Belge Alıntısı:
***

Türkler'den koalisyon değerlendirmesi

Güncelleme Tarihi:

Türklerden koalisyon değerlendirmesi
Oluşturulma Tarihi: Ekim 28, 2009 10:37

ALMANYA'da yeni koalisyon hükümetinin hazırladığı uyum paketi, Türk sivil örgütleri ve Türkler tarafından eksik bulundu. Türkler, çifte vatandaşlıktan yerel seçimlerde oy hakkına, vatandaşlığa geçişin kolaylaştırılmasından aile birleşiminin kolaylaştırılmasına kadar, görüş ve taleplerini şu şekilde dile getirdiler:

Haberin Devamı

ÇÖZÜM YOK
Eşref Atik (Giresunlular Derneği Başkanı):
Yeni koalisyon bizde hayal kırıklığı yarattı. Tabii bu düşünceler hepimizin kişisel görüşüdür. Derneğimizi bağlamıyor. Yıllardır dile getirdiğimiz sorunların çözümüne yönelik hiçbir şey protokolde yer almıyor. İnşallah süreç içinde mevcut sorunlara daha yapıcı yaklaşırlar. Bu konuda sivil derneklerimizin, diğer Türk kökenli siyasetçilerimizin ve muhalefetteki SPD'nin daha yoğun çalışma yapması gerektiğine inanıyoruz.

***

Yönerge 1: Koalisyon haberinin giriş paragrafında Türklerin görüş ve taleplerini dile getirdiği konuları sıralayın.

***

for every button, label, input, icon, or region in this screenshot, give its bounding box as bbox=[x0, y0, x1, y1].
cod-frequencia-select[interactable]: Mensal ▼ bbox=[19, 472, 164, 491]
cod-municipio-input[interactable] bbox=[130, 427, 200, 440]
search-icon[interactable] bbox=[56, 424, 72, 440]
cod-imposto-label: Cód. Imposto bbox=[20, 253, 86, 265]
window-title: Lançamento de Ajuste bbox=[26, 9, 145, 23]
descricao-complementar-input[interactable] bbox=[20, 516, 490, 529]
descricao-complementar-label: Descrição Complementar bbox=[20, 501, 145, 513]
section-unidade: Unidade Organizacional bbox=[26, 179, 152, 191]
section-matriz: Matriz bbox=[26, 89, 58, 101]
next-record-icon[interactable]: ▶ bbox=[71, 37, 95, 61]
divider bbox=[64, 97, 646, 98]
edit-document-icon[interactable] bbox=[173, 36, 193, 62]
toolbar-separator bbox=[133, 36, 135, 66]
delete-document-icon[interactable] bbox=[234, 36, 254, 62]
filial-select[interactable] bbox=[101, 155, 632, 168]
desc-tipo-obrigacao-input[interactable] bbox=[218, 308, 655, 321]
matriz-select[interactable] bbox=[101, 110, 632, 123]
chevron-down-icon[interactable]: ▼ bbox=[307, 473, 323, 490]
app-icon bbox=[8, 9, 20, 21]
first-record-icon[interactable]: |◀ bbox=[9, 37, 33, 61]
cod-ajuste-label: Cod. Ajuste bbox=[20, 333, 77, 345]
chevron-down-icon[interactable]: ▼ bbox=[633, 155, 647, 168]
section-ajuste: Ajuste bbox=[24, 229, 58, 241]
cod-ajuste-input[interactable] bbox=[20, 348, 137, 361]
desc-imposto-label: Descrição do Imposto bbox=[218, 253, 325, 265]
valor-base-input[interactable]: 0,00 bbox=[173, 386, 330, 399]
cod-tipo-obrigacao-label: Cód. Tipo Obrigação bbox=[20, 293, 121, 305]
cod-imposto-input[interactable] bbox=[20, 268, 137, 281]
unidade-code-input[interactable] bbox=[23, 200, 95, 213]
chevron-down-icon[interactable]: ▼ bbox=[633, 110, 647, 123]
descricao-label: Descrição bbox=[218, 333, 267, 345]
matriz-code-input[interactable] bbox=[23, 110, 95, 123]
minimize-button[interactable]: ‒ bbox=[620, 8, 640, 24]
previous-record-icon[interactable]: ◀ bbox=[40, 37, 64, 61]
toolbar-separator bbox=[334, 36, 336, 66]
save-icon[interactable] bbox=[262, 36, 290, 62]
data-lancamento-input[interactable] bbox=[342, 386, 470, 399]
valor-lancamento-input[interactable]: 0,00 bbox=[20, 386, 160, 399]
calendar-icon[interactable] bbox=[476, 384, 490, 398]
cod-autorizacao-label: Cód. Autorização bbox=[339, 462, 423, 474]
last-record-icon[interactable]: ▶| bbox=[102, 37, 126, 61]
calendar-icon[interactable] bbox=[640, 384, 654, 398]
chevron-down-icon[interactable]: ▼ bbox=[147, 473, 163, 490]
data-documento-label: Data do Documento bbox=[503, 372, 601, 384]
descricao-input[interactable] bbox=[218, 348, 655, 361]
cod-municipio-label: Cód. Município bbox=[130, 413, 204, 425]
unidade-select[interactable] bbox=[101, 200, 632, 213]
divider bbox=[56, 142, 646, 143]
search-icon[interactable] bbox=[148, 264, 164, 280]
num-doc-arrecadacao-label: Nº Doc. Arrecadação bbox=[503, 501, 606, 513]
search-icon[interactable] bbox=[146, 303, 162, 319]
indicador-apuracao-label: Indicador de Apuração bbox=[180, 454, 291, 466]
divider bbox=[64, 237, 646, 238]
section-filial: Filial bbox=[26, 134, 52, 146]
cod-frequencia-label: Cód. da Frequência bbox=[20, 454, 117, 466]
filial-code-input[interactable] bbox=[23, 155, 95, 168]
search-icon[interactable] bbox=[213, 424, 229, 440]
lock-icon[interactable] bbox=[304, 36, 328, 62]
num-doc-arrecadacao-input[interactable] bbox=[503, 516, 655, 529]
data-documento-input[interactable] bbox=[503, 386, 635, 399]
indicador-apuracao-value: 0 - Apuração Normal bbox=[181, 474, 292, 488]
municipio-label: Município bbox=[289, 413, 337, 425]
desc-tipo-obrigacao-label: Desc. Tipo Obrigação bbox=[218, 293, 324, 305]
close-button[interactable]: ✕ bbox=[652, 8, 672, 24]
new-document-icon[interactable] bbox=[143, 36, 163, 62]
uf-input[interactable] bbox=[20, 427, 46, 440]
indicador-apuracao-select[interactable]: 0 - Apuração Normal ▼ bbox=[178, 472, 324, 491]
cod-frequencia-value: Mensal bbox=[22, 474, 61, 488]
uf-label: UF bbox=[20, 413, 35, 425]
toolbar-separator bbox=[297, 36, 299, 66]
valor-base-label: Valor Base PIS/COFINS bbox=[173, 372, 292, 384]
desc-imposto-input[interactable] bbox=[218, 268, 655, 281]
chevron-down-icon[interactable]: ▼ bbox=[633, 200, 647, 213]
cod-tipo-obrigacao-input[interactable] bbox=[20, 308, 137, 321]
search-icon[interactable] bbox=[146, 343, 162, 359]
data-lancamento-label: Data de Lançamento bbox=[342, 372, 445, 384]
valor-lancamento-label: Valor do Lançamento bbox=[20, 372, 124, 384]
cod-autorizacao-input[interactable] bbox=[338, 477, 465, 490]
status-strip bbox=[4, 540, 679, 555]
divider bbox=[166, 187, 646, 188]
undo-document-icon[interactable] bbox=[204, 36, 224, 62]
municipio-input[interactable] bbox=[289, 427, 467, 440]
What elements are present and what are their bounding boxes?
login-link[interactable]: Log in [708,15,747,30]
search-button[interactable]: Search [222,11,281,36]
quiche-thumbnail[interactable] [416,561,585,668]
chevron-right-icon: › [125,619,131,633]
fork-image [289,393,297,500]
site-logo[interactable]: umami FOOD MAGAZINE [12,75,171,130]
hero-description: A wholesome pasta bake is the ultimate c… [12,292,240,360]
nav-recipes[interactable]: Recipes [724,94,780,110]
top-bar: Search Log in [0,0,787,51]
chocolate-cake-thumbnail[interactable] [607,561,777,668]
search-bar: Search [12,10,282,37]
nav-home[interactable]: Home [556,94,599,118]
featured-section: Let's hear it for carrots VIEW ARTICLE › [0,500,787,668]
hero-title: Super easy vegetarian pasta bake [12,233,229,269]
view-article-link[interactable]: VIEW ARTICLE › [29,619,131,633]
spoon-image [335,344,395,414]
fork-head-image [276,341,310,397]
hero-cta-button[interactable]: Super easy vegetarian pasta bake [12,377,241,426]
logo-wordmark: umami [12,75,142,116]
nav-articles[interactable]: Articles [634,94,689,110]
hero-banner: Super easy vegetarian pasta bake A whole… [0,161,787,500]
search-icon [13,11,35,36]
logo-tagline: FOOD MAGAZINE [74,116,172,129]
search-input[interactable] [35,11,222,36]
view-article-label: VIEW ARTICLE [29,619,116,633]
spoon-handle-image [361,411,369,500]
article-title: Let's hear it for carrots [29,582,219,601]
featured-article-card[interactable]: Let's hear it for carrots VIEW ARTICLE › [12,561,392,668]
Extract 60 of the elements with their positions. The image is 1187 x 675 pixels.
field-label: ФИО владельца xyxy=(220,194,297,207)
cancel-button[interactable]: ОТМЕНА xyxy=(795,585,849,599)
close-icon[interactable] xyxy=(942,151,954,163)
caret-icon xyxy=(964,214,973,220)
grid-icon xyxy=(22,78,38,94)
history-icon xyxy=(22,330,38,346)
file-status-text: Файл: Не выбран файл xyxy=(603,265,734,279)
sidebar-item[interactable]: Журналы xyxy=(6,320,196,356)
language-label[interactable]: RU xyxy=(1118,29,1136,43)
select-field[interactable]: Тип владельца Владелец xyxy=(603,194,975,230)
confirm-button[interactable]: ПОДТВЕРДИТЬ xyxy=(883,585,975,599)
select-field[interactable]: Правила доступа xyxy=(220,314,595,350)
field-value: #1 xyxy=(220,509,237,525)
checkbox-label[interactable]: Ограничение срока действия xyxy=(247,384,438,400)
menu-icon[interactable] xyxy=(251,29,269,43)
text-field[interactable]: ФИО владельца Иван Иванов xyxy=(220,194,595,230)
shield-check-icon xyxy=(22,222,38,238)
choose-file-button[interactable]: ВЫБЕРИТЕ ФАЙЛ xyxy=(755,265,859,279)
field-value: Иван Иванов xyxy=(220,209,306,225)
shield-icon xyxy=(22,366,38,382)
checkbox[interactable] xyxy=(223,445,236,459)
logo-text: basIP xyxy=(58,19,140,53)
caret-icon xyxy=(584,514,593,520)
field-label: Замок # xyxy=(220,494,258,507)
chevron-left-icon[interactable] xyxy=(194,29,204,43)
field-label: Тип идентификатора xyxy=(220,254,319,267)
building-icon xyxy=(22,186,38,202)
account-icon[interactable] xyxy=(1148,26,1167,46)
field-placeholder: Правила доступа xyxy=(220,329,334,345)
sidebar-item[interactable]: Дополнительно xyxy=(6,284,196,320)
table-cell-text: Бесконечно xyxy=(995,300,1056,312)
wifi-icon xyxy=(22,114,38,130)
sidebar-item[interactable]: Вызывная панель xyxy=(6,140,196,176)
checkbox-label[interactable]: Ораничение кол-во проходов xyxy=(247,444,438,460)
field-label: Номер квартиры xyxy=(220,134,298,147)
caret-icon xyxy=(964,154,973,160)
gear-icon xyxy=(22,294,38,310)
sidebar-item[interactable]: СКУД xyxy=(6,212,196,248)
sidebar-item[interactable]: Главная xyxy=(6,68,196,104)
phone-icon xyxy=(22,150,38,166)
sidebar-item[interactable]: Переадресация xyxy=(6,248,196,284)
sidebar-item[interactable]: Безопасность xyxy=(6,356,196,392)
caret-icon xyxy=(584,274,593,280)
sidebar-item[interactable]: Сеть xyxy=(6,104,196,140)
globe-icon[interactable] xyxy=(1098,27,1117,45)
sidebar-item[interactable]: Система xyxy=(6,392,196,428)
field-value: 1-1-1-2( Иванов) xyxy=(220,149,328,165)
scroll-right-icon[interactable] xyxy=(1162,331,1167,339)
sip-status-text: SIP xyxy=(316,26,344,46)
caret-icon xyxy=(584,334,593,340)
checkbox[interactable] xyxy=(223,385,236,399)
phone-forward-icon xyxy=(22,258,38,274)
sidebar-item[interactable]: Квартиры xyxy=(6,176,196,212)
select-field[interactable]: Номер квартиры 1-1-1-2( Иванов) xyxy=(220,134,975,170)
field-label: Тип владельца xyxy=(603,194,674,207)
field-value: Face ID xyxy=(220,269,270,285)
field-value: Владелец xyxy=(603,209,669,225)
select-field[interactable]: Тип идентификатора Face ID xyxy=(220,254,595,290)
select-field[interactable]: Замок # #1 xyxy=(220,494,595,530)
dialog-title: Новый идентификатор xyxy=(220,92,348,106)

***

Yönerge 2: Kayıtların ilk satırından "window-title: Lançamento de" ifadesini içeren satıra kadar, iki uçtaki satırlar da dahil olmak üzere, tüm satırları hiç değiştirmeden yazın.

Çözüm 1:
- Çifte vatandaşlık
- Yerel seçimlerde oy hakkı
- Vatandaşlığa geçişin kolaylaştırılması
- Aile birleşiminin kolaylaştırılması

Çözüm 2:
for every button, label, input, icon, or region in this screenshot, give its bounding box as bbox=[x0, y0, x1, y1].
cod-frequencia-select[interactable]: Mensal ▼ bbox=[19, 472, 164, 491]
cod-municipio-input[interactable] bbox=[130, 427, 200, 440]
search-icon[interactable] bbox=[56, 424, 72, 440]
cod-imposto-label: Cód. Imposto bbox=[20, 253, 86, 265]
window-title: Lançamento de Ajuste bbox=[26, 9, 145, 23]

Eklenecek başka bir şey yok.